Goal>
Once the pictures are set aside, transcribe the remaining data exactly.

Exercise materials>

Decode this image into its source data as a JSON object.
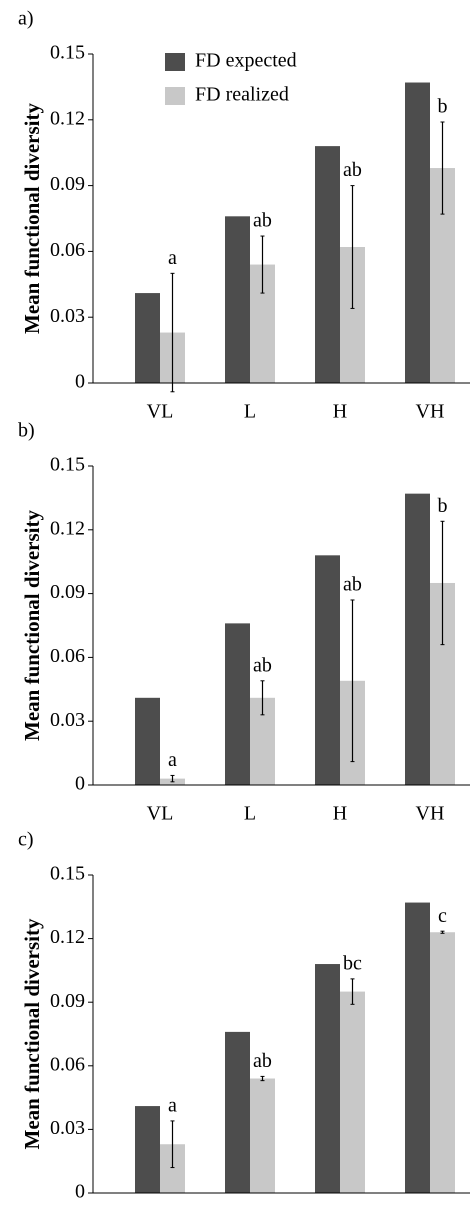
{
  "chart_data": [
    {
      "type": "bar",
      "panel_label": "a)",
      "y_label": "Mean functional diversity",
      "categories": [
        "VL",
        "L",
        "H",
        "VH"
      ],
      "series": [
        {
          "name": "FD expected",
          "color": "#4d4d4d",
          "values": [
            0.041,
            0.076,
            0.108,
            0.137
          ]
        },
        {
          "name": "FD realized",
          "color": "#c8c8c8",
          "values": [
            0.023,
            0.054,
            0.062,
            0.098
          ],
          "errors": [
            0.027,
            0.013,
            0.028,
            0.021
          ]
        }
      ],
      "annotations": [
        "a",
        "ab",
        "ab",
        "b"
      ],
      "ylim": [
        0,
        0.15
      ],
      "yticks": [
        0,
        0.03,
        0.06,
        0.09,
        0.12,
        0.15
      ],
      "grid": false,
      "legend": "upper-left"
    },
    {
      "type": "bar",
      "panel_label": "b)",
      "y_label": "Mean functional diversity",
      "categories": [
        "VL",
        "L",
        "H",
        "VH"
      ],
      "series": [
        {
          "color": "#4d4d4d",
          "values": [
            0.041,
            0.076,
            0.108,
            0.137
          ]
        },
        {
          "color": "#c8c8c8",
          "values": [
            0.003,
            0.041,
            0.049,
            0.095
          ],
          "errors": [
            0.0015,
            0.008,
            0.038,
            0.029
          ]
        }
      ],
      "annotations": [
        "a",
        "ab",
        "ab",
        "b"
      ],
      "ylim": [
        0,
        0.15
      ],
      "yticks": [
        0,
        0.03,
        0.06,
        0.09,
        0.12,
        0.15
      ],
      "grid": false
    },
    {
      "type": "bar",
      "panel_label": "c)",
      "y_label": "Mean functional diversity",
      "categories": [
        null,
        null,
        null,
        null
      ],
      "series": [
        {
          "color": "#4d4d4d",
          "values": [
            0.041,
            0.076,
            0.108,
            0.137
          ]
        },
        {
          "color": "#c8c8c8",
          "values": [
            0.023,
            0.054,
            0.095,
            0.123
          ],
          "errors": [
            0.011,
            0.001,
            0.006,
            0.0005
          ]
        }
      ],
      "annotations": [
        "a",
        "ab",
        "bc",
        "c"
      ],
      "ylim": [
        0,
        0.15
      ],
      "yticks": [
        0,
        0.03,
        0.06,
        0.09,
        0.12,
        0.15
      ],
      "grid": false
    }
  ]
}
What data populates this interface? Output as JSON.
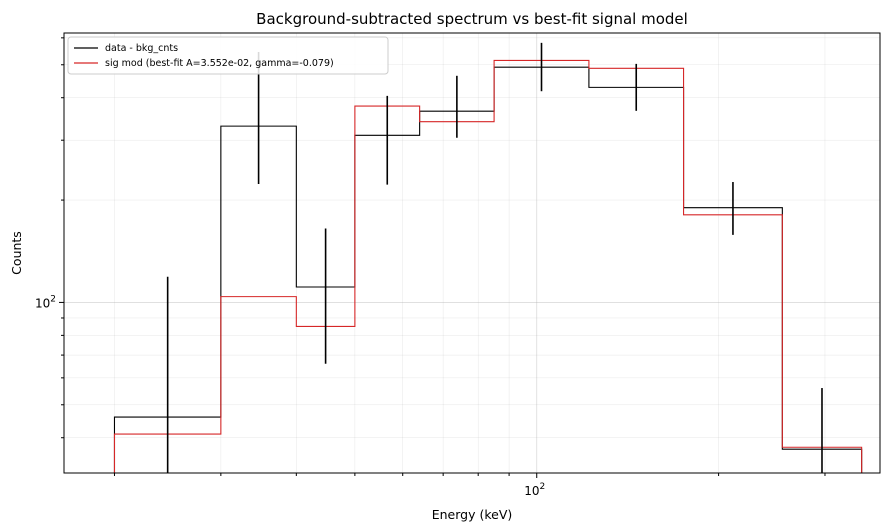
{
  "chart_data": {
    "type": "step-histogram",
    "title": "Background-subtracted spectrum vs best-fit signal model",
    "xlabel": "Energy (keV)",
    "ylabel": "Counts",
    "xscale": "log",
    "yscale": "log",
    "xlim": [
      16.5,
      370
    ],
    "ylim": [
      31.5,
      620
    ],
    "x_major_ticks": [
      100
    ],
    "x_major_tick_labels": [
      "10^2"
    ],
    "y_major_ticks": [
      100
    ],
    "y_major_tick_labels": [
      "10^2"
    ],
    "grid": true,
    "legend_position": "top-left",
    "bin_edges": [
      20,
      30,
      40,
      50,
      64,
      85,
      122,
      175,
      255,
      345
    ],
    "series": [
      {
        "name": "data - bkg_cnts",
        "color": "#000000",
        "values": [
          46,
          330,
          111,
          310,
          365,
          492,
          429,
          190,
          37
        ],
        "error_low": [
          21,
          223,
          66,
          222,
          305,
          418,
          366,
          158,
          0
        ],
        "error_high": [
          119,
          545,
          165,
          405,
          464,
          580,
          503,
          226,
          56
        ]
      },
      {
        "name": "sig mod (best-fit A=3.552e-02, gamma=-0.079)",
        "color": "#d62728",
        "values": [
          41,
          104,
          85,
          378,
          340,
          515,
          488,
          181,
          37.5
        ]
      }
    ]
  }
}
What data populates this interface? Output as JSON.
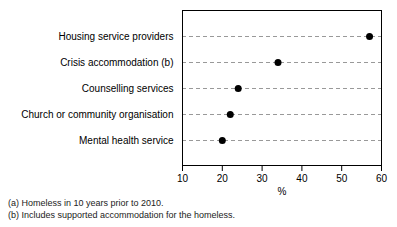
{
  "chart_data": {
    "type": "dot",
    "categories": [
      "Mental health service",
      "Church or community organisation",
      "Counselling services",
      "Crisis accommodation (b)",
      "Housing service providers"
    ],
    "values": [
      20,
      22,
      24,
      34,
      57
    ],
    "xlim": [
      10,
      60
    ],
    "xticks": [
      10,
      20,
      30,
      40,
      50,
      60
    ],
    "xlabel": "%",
    "color": "#000000",
    "marker": "circle",
    "line_style": "dashed",
    "annotations": [
      "(a) Homeless in 10 years prior to 2010.",
      "(b) Includes supported accommodation for the homeless."
    ]
  }
}
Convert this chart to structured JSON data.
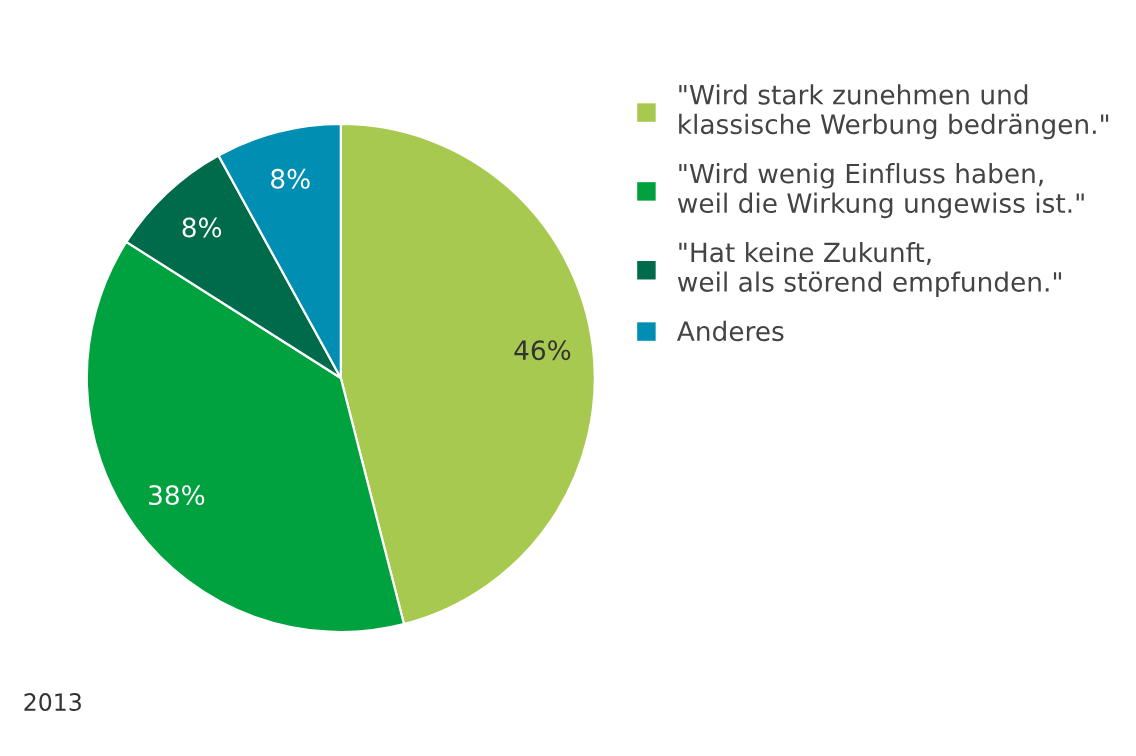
{
  "chart_data": {
    "type": "pie",
    "categories": [
      "\"Wird stark zunehmen und\nklassische Werbung bedrängen.\"",
      "\"Wird wenig Einfluss haben,\nweil die Wirkung ungewiss ist.\"",
      "\"Hat keine Zukunft,\nweil als störend empfunden.\"",
      "Anderes"
    ],
    "values": [
      46,
      38,
      8,
      8
    ],
    "colors": [
      "#a8c94f",
      "#00a23f",
      "#006b4b",
      "#008fb3"
    ],
    "value_labels": [
      "46%",
      "38%",
      "8%",
      "8%"
    ],
    "legend": "right",
    "annotations": [
      "2013"
    ]
  }
}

Task response>
Decode this image into its source data as a JSON object.
{
  "chart_data": [
    {
      "type": "bar",
      "panel_label": "a)",
      "y_label": "Mean functional diversity",
      "categories": [
        "VL",
        "L",
        "H",
        "VH"
      ],
      "series": [
        {
          "name": "FD expected",
          "color": "#4d4d4d",
          "values": [
            0.041,
            0.076,
            0.108,
            0.137
          ]
        },
        {
          "name": "FD realized",
          "color": "#c8c8c8",
          "values": [
            0.023,
            0.054,
            0.062,
            0.098
          ],
          "errors": [
            0.027,
            0.013,
            0.028,
            0.021
          ]
        }
      ],
      "annotations": [
        "a",
        "ab",
        "ab",
        "b"
      ],
      "ylim": [
        0,
        0.15
      ],
      "yticks": [
        0,
        0.03,
        0.06,
        0.09,
        0.12,
        0.15
      ],
      "grid": false,
      "legend": "upper-left"
    },
    {
      "type": "bar",
      "panel_label": "b)",
      "y_label": "Mean functional diversity",
      "categories": [
        "VL",
        "L",
        "H",
        "VH"
      ],
      "series": [
        {
          "color": "#4d4d4d",
          "values": [
            0.041,
            0.076,
            0.108,
            0.137
          ]
        },
        {
          "color": "#c8c8c8",
          "values": [
            0.003,
            0.041,
            0.049,
            0.095
          ],
          "errors": [
            0.0015,
            0.008,
            0.038,
            0.029
          ]
        }
      ],
      "annotations": [
        "a",
        "ab",
        "ab",
        "b"
      ],
      "ylim": [
        0,
        0.15
      ],
      "yticks": [
        0,
        0.03,
        0.06,
        0.09,
        0.12,
        0.15
      ],
      "grid": false
    },
    {
      "type": "bar",
      "panel_label": "c)",
      "y_label": "Mean functional diversity",
      "categories": [
        null,
        null,
        null,
        null
      ],
      "series": [
        {
          "color": "#4d4d4d",
          "values": [
            0.041,
            0.076,
            0.108,
            0.137
          ]
        },
        {
          "color": "#c8c8c8",
          "values": [
            0.023,
            0.054,
            0.095,
            0.123
          ],
          "errors": [
            0.011,
            0.001,
            0.006,
            0.0005
          ]
        }
      ],
      "annotations": [
        "a",
        "ab",
        "bc",
        "c"
      ],
      "ylim": [
        0,
        0.15
      ],
      "yticks": [
        0,
        0.03,
        0.06,
        0.09,
        0.12,
        0.15
      ],
      "grid": false
    }
  ]
}
What data populates this interface? Output as JSON.
{
  "chart_data": {
    "type": "step-histogram",
    "title": "Background-subtracted spectrum vs best-fit signal model",
    "xlabel": "Energy (keV)",
    "ylabel": "Counts",
    "xscale": "log",
    "yscale": "log",
    "xlim": [
      16.5,
      370
    ],
    "ylim": [
      31.5,
      620
    ],
    "x_major_ticks": [
      100
    ],
    "x_major_tick_labels": [
      "10^2"
    ],
    "y_major_ticks": [
      100
    ],
    "y_major_tick_labels": [
      "10^2"
    ],
    "grid": true,
    "legend_position": "top-left",
    "bin_edges": [
      20,
      30,
      40,
      50,
      64,
      85,
      122,
      175,
      255,
      345
    ],
    "series": [
      {
        "name": "data - bkg_cnts",
        "color": "#000000",
        "values": [
          46,
          330,
          111,
          310,
          365,
          492,
          429,
          190,
          37
        ],
        "error_low": [
          21,
          223,
          66,
          222,
          305,
          418,
          366,
          158,
          0
        ],
        "error_high": [
          119,
          545,
          165,
          405,
          464,
          580,
          503,
          226,
          56
        ]
      },
      {
        "name": "sig mod (best-fit A=3.552e-02, gamma=-0.079)",
        "color": "#d62728",
        "values": [
          41,
          104,
          85,
          378,
          340,
          515,
          488,
          181,
          37.5
        ]
      }
    ]
  }
}
What data populates this interface? Output as JSON.
{
  "chart_data": {
    "type": "dot",
    "categories": [
      "Mental health service",
      "Church or community organisation",
      "Counselling services",
      "Crisis accommodation (b)",
      "Housing service providers"
    ],
    "values": [
      20,
      22,
      24,
      34,
      57
    ],
    "xlim": [
      10,
      60
    ],
    "xticks": [
      10,
      20,
      30,
      40,
      50,
      60
    ],
    "xlabel": "%",
    "color": "#000000",
    "marker": "circle",
    "line_style": "dashed",
    "annotations": [
      "(a) Homeless in 10 years prior to 2010.",
      "(b) Includes supported accommodation for the homeless."
    ]
  }
}
Convert this chart to structured JSON data.
{
  "chart_data": {
    "type": "pie",
    "categories": [
      "\"Wird stark zunehmen und\nklassische Werbung bedrängen.\"",
      "\"Wird wenig Einfluss haben,\nweil die Wirkung ungewiss ist.\"",
      "\"Hat keine Zukunft,\nweil als störend empfunden.\"",
      "Anderes"
    ],
    "values": [
      46,
      38,
      8,
      8
    ],
    "colors": [
      "#a8c94f",
      "#00a23f",
      "#006b4b",
      "#008fb3"
    ],
    "value_labels": [
      "46%",
      "38%",
      "8%",
      "8%"
    ],
    "legend": "right",
    "annotations": [
      "2013"
    ]
  }
}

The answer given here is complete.